**TASK BRIEF**
Return the count of lines that hold the string "median", with no other words.

**EXCERPTED DATA**
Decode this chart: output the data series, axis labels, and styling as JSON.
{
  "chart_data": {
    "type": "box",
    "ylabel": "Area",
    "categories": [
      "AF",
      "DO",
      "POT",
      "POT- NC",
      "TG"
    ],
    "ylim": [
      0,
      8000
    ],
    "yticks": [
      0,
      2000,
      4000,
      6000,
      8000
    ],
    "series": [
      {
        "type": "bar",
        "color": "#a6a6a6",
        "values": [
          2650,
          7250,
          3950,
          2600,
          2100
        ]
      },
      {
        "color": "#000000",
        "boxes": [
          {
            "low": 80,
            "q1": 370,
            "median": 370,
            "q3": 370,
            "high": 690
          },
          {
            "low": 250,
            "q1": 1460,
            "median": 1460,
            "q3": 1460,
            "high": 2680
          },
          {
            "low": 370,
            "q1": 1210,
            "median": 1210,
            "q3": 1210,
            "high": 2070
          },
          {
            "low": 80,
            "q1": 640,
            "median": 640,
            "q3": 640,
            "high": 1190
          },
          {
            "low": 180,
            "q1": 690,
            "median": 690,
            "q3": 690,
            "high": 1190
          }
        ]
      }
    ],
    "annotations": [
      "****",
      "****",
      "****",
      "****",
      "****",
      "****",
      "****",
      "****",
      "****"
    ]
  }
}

**TASK SOLUTION**
5